Objective — Extract the records below word for word, beginning with the line containing "For every button, label, input, icon, or" and continuing through the line containing "y-tick-label: -0.4 <box>16 403 37 416</box>", with both of those lines included.

Data rows —
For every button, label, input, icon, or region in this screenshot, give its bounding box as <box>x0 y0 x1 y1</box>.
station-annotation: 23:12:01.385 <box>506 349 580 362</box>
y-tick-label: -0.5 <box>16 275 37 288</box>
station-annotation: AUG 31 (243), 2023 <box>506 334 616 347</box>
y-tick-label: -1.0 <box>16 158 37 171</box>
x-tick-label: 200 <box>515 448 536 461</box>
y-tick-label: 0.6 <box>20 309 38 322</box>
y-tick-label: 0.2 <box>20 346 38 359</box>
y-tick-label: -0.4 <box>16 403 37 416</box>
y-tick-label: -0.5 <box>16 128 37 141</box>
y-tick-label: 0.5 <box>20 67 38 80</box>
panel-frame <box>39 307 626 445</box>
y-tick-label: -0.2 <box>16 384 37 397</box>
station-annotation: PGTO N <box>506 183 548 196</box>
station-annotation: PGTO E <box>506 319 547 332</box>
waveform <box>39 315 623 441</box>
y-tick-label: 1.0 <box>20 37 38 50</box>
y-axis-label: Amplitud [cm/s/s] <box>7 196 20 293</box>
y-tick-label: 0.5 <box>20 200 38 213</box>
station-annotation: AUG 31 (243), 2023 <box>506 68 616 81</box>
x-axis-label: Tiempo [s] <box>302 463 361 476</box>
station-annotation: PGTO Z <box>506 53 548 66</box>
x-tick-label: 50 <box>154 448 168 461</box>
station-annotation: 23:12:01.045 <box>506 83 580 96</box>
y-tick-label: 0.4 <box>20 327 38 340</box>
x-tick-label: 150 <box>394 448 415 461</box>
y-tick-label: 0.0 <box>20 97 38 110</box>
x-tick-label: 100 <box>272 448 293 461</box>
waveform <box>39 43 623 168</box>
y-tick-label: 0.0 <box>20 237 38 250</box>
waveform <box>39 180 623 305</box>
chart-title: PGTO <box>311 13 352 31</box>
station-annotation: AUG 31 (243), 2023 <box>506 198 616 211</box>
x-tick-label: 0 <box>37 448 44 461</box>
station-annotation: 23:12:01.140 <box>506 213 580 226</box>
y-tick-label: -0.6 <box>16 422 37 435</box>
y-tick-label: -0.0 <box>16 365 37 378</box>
* * *
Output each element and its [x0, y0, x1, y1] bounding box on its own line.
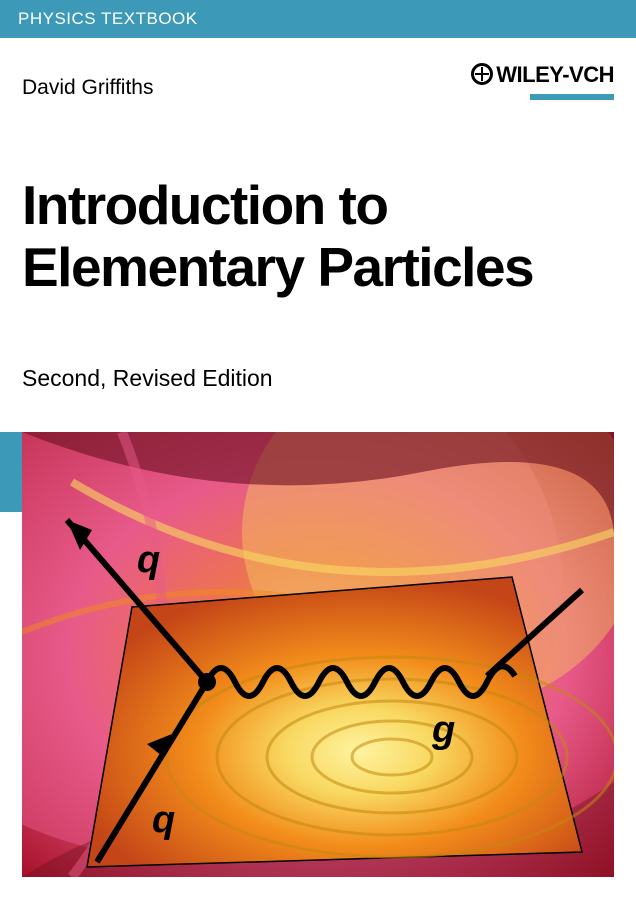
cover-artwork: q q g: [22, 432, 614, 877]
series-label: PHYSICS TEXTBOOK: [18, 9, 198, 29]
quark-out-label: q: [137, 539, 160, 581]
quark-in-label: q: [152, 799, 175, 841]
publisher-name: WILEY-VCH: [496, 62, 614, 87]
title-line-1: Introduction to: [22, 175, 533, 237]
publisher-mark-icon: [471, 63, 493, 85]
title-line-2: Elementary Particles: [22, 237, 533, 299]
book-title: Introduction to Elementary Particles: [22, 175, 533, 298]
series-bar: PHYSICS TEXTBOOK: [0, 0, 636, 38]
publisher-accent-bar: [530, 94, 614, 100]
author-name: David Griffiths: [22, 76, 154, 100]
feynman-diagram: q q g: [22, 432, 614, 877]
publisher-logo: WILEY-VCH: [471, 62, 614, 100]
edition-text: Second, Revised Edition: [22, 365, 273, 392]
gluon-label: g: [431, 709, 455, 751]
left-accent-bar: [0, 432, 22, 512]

Full solution —
For every button, label, input, icon, or region in this screenshot, give its bounding box as <box>x0 y0 x1 y1</box>.
station-annotation: 23:12:01.385 <box>506 349 580 362</box>
y-tick-label: -0.5 <box>16 275 37 288</box>
station-annotation: AUG 31 (243), 2023 <box>506 334 616 347</box>
y-tick-label: -1.0 <box>16 158 37 171</box>
x-tick-label: 200 <box>515 448 536 461</box>
y-tick-label: 0.6 <box>20 309 38 322</box>
y-tick-label: 0.2 <box>20 346 38 359</box>
y-tick-label: -0.4 <box>16 403 37 416</box>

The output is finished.